START The data

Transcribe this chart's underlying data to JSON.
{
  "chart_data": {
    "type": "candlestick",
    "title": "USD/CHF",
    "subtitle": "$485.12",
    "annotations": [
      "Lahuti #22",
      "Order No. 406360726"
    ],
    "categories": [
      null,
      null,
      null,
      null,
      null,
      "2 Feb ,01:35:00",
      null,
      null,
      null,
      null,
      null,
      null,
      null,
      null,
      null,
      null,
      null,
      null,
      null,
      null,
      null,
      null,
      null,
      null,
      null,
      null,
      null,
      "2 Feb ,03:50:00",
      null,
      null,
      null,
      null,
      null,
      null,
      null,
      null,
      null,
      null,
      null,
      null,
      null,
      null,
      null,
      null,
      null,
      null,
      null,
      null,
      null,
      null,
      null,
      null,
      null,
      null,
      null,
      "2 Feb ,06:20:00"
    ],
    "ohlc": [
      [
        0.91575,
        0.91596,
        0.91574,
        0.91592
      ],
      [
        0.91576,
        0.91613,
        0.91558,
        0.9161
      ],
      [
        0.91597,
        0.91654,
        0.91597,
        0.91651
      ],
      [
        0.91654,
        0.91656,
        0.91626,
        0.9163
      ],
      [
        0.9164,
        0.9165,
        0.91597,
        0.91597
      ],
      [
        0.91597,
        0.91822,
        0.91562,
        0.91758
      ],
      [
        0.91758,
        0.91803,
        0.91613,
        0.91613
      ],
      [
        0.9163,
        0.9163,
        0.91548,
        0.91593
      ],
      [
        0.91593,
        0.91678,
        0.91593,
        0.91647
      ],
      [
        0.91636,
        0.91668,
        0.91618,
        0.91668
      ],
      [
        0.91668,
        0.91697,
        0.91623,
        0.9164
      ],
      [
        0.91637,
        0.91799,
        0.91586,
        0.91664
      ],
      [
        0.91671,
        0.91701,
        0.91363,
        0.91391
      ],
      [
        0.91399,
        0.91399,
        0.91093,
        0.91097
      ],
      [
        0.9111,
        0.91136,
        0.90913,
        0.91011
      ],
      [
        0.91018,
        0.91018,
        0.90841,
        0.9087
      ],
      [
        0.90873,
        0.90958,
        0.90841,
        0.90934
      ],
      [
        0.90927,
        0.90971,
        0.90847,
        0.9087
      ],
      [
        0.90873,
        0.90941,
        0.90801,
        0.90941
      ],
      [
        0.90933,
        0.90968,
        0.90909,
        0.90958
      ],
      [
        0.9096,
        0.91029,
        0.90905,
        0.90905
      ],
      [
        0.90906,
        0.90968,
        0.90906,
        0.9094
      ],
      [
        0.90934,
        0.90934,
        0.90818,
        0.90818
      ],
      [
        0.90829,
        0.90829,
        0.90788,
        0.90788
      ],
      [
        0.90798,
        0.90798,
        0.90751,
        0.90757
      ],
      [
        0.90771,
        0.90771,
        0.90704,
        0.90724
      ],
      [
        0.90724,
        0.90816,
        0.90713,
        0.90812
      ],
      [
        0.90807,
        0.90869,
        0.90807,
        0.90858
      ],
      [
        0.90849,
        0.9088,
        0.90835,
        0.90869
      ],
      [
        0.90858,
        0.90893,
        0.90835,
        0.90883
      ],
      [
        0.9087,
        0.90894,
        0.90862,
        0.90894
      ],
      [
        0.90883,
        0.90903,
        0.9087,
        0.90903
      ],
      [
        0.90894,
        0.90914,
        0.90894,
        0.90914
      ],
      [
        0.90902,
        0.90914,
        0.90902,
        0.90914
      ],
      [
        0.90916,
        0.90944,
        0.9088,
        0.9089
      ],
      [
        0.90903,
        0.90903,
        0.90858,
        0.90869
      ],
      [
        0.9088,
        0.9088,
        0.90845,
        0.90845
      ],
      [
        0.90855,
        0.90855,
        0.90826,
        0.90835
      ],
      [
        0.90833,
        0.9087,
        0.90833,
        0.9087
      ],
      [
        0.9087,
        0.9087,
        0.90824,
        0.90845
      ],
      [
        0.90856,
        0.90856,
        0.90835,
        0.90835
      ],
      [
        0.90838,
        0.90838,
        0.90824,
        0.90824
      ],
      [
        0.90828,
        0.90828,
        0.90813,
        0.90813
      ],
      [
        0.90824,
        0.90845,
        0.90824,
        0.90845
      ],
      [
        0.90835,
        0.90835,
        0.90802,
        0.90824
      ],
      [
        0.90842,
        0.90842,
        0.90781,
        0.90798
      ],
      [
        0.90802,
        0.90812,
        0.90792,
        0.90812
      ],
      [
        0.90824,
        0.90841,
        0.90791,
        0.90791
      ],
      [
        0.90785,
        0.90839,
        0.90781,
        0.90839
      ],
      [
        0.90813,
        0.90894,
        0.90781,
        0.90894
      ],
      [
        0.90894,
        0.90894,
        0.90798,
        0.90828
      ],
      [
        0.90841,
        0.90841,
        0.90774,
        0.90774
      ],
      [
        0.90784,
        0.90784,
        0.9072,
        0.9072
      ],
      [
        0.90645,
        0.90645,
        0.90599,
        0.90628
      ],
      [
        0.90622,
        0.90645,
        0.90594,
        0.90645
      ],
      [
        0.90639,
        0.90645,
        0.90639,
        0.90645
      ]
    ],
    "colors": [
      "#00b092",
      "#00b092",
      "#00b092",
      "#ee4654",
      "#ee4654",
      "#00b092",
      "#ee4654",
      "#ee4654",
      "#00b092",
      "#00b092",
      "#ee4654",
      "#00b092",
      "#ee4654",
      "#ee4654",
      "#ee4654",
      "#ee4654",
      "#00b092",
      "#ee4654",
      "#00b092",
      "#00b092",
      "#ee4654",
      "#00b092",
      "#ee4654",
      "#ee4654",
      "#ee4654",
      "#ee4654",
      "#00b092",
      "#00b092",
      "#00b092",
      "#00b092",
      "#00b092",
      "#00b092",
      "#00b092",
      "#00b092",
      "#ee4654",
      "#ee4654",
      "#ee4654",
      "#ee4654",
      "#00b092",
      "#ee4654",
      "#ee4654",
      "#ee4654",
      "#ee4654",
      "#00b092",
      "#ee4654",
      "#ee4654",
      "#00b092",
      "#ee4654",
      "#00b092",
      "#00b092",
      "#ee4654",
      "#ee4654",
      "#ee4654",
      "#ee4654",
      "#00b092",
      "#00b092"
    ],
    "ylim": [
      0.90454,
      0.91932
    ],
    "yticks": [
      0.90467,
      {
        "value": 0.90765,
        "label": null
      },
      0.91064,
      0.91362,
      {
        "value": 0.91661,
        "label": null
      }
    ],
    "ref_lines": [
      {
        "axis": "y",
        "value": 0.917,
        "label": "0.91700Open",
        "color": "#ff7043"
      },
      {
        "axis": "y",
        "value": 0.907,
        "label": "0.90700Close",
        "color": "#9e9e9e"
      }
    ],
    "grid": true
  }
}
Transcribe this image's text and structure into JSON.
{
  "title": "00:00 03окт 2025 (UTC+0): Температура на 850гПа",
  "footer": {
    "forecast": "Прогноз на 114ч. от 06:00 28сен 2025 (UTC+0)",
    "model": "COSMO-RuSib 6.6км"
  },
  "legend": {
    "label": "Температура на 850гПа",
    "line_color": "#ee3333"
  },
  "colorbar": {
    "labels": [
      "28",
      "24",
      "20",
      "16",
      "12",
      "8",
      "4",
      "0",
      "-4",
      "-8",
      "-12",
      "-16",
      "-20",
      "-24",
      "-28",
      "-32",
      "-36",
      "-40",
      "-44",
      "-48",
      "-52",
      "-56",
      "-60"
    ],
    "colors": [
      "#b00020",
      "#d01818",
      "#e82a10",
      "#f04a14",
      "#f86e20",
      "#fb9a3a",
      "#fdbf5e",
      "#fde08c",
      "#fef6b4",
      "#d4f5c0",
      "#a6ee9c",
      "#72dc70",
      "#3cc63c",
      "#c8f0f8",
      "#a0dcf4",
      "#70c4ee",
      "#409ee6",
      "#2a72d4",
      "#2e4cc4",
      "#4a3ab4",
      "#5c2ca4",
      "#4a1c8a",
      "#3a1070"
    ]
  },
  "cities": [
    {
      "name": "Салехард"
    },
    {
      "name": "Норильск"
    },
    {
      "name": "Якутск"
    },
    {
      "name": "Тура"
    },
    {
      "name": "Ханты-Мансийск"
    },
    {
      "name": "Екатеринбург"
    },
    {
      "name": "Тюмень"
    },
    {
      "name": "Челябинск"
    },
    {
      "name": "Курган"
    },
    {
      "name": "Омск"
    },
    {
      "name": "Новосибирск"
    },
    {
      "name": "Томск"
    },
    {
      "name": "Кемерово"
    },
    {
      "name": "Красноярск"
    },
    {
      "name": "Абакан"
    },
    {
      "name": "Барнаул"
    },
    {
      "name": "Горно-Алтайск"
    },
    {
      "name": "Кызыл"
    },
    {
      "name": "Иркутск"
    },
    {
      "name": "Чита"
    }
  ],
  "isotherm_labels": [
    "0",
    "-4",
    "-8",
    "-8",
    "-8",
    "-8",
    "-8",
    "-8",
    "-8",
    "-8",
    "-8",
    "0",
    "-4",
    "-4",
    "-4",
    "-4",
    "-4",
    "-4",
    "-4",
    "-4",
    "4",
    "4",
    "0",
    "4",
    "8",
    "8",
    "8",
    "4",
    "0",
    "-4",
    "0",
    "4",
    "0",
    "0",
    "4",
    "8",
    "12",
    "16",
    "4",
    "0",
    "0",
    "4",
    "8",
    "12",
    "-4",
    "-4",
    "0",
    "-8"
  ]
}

END The data

### Job:
List all lines from the entries that include the word "value".

### Response for this exercise:
        "value": 0.90765,
        "value": 0.91661,
        "value": 0.917,
        "value": 0.907,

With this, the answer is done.